* _TASK TO CARRY OUT_:
Collect every line of the material below that contains the string "denominator".

[START]

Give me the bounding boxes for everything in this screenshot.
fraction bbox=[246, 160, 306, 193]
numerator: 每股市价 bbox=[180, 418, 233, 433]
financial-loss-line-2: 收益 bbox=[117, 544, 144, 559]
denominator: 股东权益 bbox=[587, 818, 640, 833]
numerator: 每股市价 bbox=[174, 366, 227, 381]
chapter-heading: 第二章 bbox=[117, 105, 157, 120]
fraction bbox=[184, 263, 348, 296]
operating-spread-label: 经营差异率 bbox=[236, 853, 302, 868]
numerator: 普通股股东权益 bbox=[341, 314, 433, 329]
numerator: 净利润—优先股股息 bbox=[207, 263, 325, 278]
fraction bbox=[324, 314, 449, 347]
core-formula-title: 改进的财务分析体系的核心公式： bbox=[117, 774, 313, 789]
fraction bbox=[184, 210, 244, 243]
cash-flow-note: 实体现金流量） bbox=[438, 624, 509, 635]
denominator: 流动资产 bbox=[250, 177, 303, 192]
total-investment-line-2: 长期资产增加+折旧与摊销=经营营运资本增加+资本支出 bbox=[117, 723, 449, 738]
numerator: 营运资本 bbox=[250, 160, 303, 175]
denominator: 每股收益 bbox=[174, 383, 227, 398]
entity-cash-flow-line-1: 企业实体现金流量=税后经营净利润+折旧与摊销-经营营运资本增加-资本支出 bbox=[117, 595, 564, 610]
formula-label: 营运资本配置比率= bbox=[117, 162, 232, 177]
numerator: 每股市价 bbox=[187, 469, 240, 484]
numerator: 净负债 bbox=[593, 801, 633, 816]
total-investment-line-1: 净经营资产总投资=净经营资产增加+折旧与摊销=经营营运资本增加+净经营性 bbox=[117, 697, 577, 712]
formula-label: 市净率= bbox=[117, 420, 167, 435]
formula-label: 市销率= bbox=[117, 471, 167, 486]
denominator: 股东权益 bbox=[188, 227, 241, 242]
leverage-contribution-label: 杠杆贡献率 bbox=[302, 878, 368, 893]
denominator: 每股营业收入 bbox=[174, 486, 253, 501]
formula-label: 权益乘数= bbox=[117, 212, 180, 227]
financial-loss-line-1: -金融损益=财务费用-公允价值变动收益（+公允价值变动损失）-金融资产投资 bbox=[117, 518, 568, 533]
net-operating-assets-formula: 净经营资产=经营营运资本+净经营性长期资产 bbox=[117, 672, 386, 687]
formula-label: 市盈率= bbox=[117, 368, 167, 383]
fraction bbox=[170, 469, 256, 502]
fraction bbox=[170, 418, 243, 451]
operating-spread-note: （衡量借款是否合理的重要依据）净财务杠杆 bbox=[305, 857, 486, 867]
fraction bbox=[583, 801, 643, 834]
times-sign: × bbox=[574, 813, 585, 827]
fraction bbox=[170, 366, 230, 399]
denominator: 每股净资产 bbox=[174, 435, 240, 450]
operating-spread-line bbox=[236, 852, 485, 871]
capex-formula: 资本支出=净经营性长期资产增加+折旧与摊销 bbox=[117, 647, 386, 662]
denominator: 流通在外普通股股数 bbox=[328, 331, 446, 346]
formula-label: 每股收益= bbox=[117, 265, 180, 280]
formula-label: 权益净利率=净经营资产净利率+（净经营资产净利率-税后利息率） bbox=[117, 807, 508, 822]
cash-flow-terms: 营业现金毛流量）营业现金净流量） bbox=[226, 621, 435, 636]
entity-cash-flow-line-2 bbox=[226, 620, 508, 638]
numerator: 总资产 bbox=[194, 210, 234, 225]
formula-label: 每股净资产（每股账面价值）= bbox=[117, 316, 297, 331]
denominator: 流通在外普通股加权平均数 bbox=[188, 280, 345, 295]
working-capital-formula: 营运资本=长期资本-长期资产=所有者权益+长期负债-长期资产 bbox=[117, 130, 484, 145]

[END]

* _TASK RESULT_:
denominator: 股东权益 bbox=[587, 818, 640, 833]
denominator: 流动资产 bbox=[250, 177, 303, 192]
denominator: 每股收益 bbox=[174, 383, 227, 398]
denominator: 股东权益 bbox=[188, 227, 241, 242]
denominator: 每股营业收入 bbox=[174, 486, 253, 501]
denominator: 每股净资产 bbox=[174, 435, 240, 450]
denominator: 流通在外普通股股数 bbox=[328, 331, 446, 346]
denominator: 流通在外普通股加权平均数 bbox=[188, 280, 345, 295]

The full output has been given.